Return all of the entries word for word, but omit the pictures they contain.

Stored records
--

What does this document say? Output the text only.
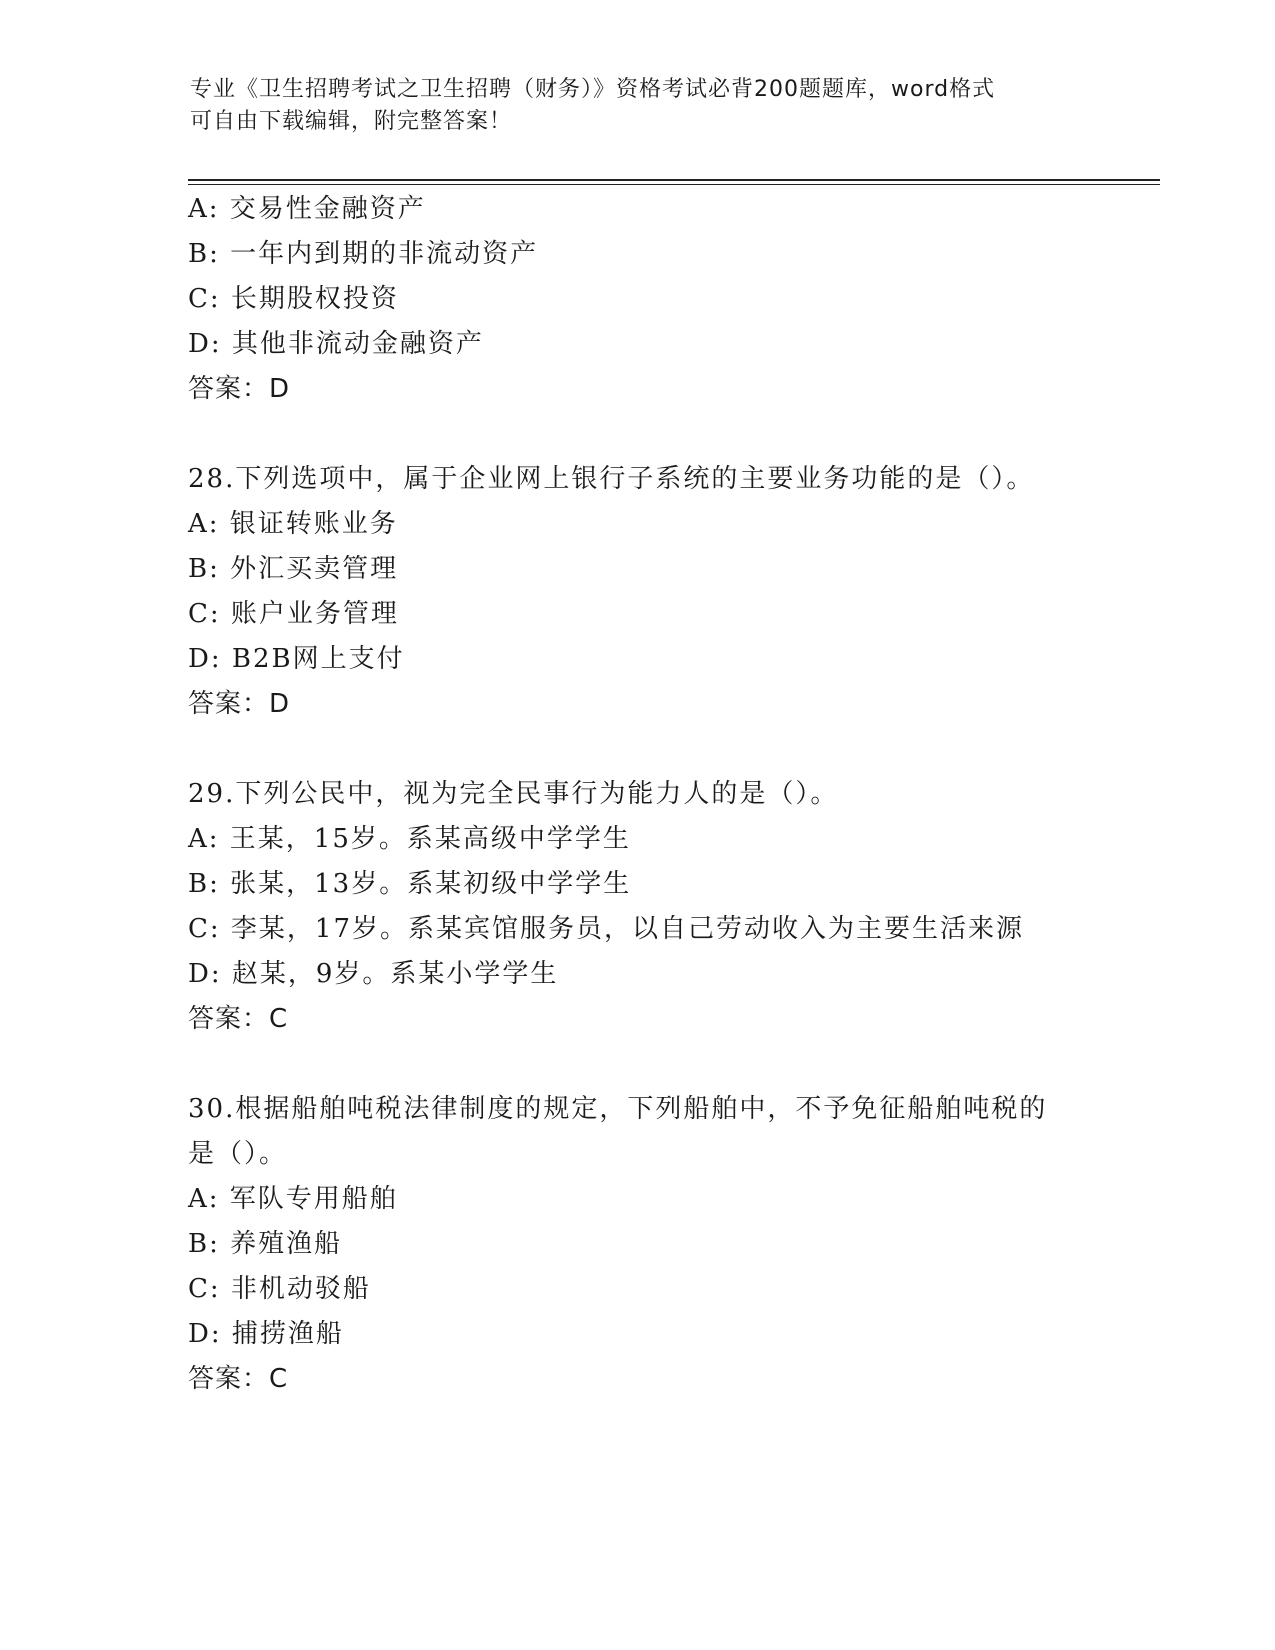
专业《卫生招聘考试之卫生招聘（财务）》资格考试必背200题题库，word格式
可自由下载编辑，附完整答案！
A: 交易性金融资产
B: 一年内到期的非流动资产
C: 长期股权投资
D: 其他非流动金融资产
答案：D
28.下列选项中，属于企业网上银行子系统的主要业务功能的是（）。
A: 银证转账业务
B: 外汇买卖管理
C: 账户业务管理
D: B2B网上支付
答案：D
29.下列公民中，视为完全民事行为能力人的是（）。
A: 王某，15岁。系某高级中学学生
B: 张某，13岁。系某初级中学学生
C: 李某，17岁。系某宾馆服务员，以自己劳动收入为主要生活来源
D: 赵某，9岁。系某小学学生
答案：C
30.根据船舶吨税法律制度的规定，下列船舶中，不予免征船舶吨税的
是（）。
A: 军队专用船舶
B: 养殖渔船
C: 非机动驳船
D: 捕捞渔船
答案：C
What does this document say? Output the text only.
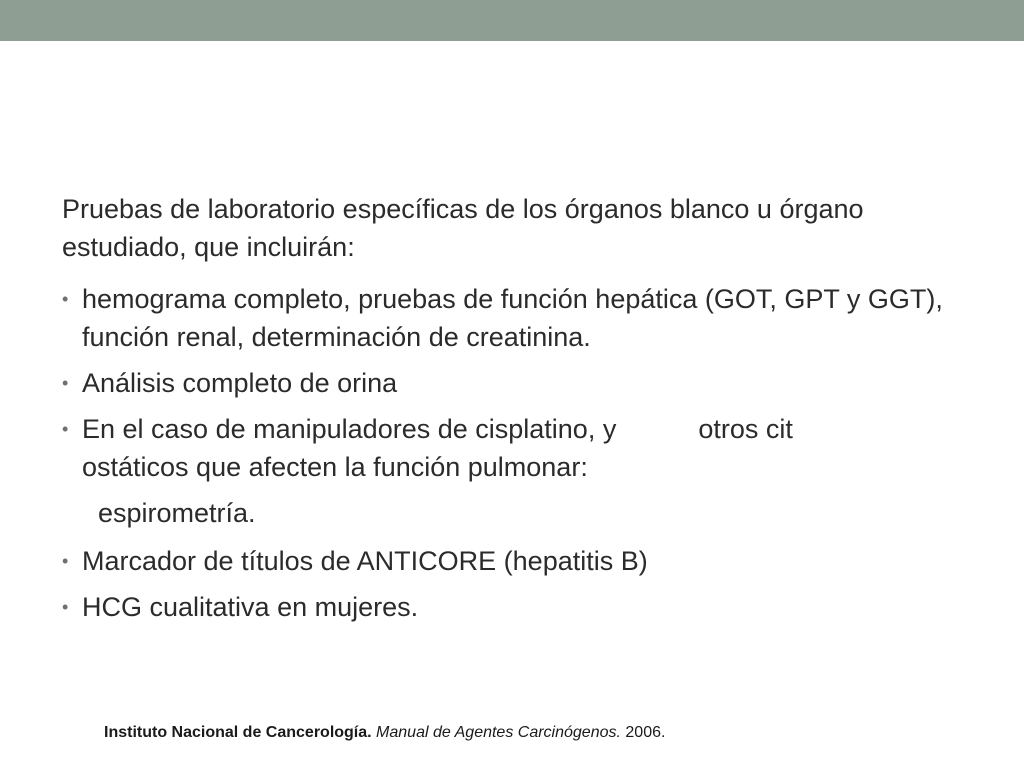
Pruebas de laboratorio específicas de los órganos blanco u órgano estudiado, que incluirán:

• hemograma completo, pruebas de función hepática (GOT, GPT y GGT), función renal, determinación de creatinina.
• Análisis completo de orina
• En el caso de manipuladores de cisplatino, y	otros cit
ostáticos que afecten la función pulmonar:
espirometría.
• Marcador de títulos de ANTICORE (hepatitis B)
• HCG cualitativa en mujeres.
Instituto Nacional de Cancerología. Manual de Agentes Carcinógenos. 2006.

--

### [Full response]
What does this document say? Output the text only.
专业《卫生招聘考试之卫生招聘（财务）》资格考试必背200题题库，word格式
可自由下载编辑，附完整答案！
A: 交易性金融资产
B: 一年内到期的非流动资产
C: 长期股权投资
D: 其他非流动金融资产
答案：D
28.下列选项中，属于企业网上银行子系统的主要业务功能的是（）。
A: 银证转账业务
B: 外汇买卖管理
C: 账户业务管理
D: B2B网上支付
答案：D
29.下列公民中，视为完全民事行为能力人的是（）。
A: 王某，15岁。系某高级中学学生
B: 张某，13岁。系某初级中学学生
C: 李某，17岁。系某宾馆服务员，以自己劳动收入为主要生活来源
D: 赵某，9岁。系某小学学生
答案：C
30.根据船舶吨税法律制度的规定，下列船舶中，不予免征船舶吨税的
是（）。
A: 军队专用船舶
B: 养殖渔船
C: 非机动驳船
D: 捕捞渔船
答案：C
What does this document say? Output the text only.
Pruebas de laboratorio específicas de los órganos blanco u órgano estudiado, que incluirán:

• hemograma completo, pruebas de función hepática (GOT, GPT y GGT), función renal, determinación de creatinina.
• Análisis completo de orina
• En el caso de manipuladores de cisplatino, y	otros cit
ostáticos que afecten la función pulmonar:
espirometría.
• Marcador de títulos de ANTICORE (hepatitis B)
• HCG cualitativa en mujeres.
Instituto Nacional de Cancerología. Manual de Agentes Carcinógenos. 2006.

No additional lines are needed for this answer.